What the task asks:
Your task is to print all of the data word for word.

[Rows from a dataset]
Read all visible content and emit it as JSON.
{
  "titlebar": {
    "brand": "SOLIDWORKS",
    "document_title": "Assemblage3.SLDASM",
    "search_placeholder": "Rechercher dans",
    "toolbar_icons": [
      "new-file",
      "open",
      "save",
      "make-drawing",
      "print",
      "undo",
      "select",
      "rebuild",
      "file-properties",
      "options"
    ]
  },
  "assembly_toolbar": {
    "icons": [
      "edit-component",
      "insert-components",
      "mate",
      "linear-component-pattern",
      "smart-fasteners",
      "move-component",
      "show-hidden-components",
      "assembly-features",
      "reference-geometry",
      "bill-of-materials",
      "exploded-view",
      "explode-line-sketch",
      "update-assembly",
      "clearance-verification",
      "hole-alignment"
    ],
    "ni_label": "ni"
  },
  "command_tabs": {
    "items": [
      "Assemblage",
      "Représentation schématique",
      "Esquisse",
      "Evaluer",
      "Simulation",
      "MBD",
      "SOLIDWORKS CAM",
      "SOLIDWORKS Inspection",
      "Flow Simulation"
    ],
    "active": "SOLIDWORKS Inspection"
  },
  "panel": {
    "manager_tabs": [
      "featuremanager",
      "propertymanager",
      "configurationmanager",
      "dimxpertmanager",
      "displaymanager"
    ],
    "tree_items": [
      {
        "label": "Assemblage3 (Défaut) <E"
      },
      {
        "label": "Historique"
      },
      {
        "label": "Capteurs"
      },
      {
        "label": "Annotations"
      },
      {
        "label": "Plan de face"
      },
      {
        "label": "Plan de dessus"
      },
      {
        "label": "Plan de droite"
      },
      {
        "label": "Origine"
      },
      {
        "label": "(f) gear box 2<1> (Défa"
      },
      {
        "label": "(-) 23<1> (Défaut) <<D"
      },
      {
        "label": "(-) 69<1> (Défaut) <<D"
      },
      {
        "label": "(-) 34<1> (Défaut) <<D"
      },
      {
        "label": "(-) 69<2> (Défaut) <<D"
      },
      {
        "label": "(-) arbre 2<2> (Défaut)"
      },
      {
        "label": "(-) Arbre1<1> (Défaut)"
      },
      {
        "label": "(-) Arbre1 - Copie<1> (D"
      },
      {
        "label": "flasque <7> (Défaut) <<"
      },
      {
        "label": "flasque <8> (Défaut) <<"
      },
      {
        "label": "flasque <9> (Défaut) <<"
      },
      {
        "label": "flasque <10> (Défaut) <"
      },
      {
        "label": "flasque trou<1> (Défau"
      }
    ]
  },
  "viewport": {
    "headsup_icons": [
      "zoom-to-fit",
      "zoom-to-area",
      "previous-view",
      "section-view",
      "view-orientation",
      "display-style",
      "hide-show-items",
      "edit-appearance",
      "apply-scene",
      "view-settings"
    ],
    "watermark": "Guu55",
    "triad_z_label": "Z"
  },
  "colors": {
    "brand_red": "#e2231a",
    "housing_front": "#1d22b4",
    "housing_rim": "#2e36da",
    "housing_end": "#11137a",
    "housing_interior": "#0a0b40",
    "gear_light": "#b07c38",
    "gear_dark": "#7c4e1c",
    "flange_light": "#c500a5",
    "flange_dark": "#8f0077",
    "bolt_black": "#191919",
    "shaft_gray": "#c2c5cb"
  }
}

Correct result:
Read all visible content and emit it as JSON.
{
  "titlebar": {
    "brand": "SOLIDWORKS",
    "document_title": "Assemblage3.SLDASM",
    "search_placeholder": "Rechercher dans",
    "toolbar_icons": [
      "new-file",
      "open",
      "save",
      "make-drawing",
      "print",
      "undo",
      "select",
      "rebuild",
      "file-properties",
      "options"
    ]
  },
  "assembly_toolbar": {
    "icons": [
      "edit-component",
      "insert-components",
      "mate",
      "linear-component-pattern",
      "smart-fasteners",
      "move-component",
      "show-hidden-components",
      "assembly-features",
      "reference-geometry",
      "bill-of-materials",
      "exploded-view",
      "explode-line-sketch",
      "update-assembly",
      "clearance-verification",
      "hole-alignment"
    ],
    "ni_label": "ni"
  },
  "command_tabs": {
    "items": [
      "Assemblage",
      "Représentation schématique",
      "Esquisse",
      "Evaluer",
      "Simulation",
      "MBD",
      "SOLIDWORKS CAM",
      "SOLIDWORKS Inspection",
      "Flow Simulation"
    ],
    "active": "SOLIDWORKS Inspection"
  },
  "panel": {
    "manager_tabs": [
      "featuremanager",
      "propertymanager",
      "configurationmanager",
      "dimxpertmanager",
      "displaymanager"
    ],
    "tree_items": [
      {
        "label": "Assemblage3 (Défaut) <E"
      },
      {
        "label": "Historique"
      },
      {
        "label": "Capteurs"
      },
      {
        "label": "Annotations"
      },
      {
        "label": "Plan de face"
      },
      {
        "label": "Plan de dessus"
      },
      {
        "label": "Plan de droite"
      },
      {
        "label": "Origine"
      },
      {
        "label": "(f) gear box 2<1> (Défa"
      },
      {
        "label": "(-) 23<1> (Défaut) <<D"
      },
      {
        "label": "(-) 69<1> (Défaut) <<D"
      },
      {
        "label": "(-) 34<1> (Défaut) <<D"
      },
      {
        "label": "(-) 69<2> (Défaut) <<D"
      },
      {
        "label": "(-) arbre 2<2> (Défaut)"
      },
      {
        "label": "(-) Arbre1<1> (Défaut)"
      },
      {
        "label": "(-) Arbre1 - Copie<1> (D"
      },
      {
        "label": "flasque <7> (Défaut) <<"
      },
      {
        "label": "flasque <8> (Défaut) <<"
      },
      {
        "label": "flasque <9> (Défaut) <<"
      },
      {
        "label": "flasque <10> (Défaut) <"
      },
      {
        "label": "flasque trou<1> (Défau"
      }
    ]
  },
  "viewport": {
    "headsup_icons": [
      "zoom-to-fit",
      "zoom-to-area",
      "previous-view",
      "section-view",
      "view-orientation",
      "display-style",
      "hide-show-items",
      "edit-appearance",
      "apply-scene",
      "view-settings"
    ],
    "watermark": "Guu55",
    "triad_z_label": "Z"
  },
  "colors": {
    "brand_red": "#e2231a",
    "housing_front": "#1d22b4",
    "housing_rim": "#2e36da",
    "housing_end": "#11137a",
    "housing_interior": "#0a0b40",
    "gear_light": "#b07c38",
    "gear_dark": "#7c4e1c",
    "flange_light": "#c500a5",
    "flange_dark": "#8f0077",
    "bolt_black": "#191919",
    "shaft_gray": "#c2c5cb"
  }
}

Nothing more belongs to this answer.